• _EXERCISE_
Pick out all lines of the entries that include the word "медицинскую" and copy them.

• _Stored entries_
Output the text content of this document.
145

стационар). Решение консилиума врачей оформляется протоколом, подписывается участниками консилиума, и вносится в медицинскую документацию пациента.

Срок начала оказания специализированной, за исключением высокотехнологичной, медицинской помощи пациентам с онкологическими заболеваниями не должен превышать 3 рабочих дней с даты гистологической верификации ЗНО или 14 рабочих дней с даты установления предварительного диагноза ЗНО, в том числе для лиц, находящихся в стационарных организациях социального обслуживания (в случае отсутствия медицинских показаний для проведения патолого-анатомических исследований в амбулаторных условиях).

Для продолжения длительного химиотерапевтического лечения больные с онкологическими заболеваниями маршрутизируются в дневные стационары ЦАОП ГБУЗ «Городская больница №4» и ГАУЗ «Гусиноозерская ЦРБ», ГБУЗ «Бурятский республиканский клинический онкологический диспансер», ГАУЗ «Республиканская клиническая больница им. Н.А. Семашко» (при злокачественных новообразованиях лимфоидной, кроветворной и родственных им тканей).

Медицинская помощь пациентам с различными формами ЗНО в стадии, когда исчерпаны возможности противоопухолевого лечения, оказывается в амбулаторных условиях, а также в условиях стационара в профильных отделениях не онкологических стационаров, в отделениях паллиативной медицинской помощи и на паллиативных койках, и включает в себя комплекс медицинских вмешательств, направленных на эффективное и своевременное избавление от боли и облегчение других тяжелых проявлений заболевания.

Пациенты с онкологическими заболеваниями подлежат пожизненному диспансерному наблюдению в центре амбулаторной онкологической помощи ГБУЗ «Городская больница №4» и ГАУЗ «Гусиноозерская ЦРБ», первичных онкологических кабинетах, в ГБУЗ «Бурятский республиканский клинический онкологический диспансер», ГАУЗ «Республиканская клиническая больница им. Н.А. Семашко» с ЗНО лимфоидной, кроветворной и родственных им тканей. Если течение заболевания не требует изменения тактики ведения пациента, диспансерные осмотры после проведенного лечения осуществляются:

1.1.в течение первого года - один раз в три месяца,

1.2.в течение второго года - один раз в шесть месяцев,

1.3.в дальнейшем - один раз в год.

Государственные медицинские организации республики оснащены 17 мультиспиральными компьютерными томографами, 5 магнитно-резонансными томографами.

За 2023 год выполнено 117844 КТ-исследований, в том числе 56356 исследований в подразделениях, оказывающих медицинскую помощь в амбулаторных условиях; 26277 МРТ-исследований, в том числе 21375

• _TASK RESULT_
стационар). Решение консилиума врачей оформляется протоколом, подписывается участниками консилиума, и вносится в медицинскую документацию пациента.
За 2023 год выполнено 117844 КТ-исследований, в том числе 56356 исследований в подразделениях, оказывающих медицинскую помощь в амбулаторных условиях; 26277 МРТ-исследований, в том числе 21375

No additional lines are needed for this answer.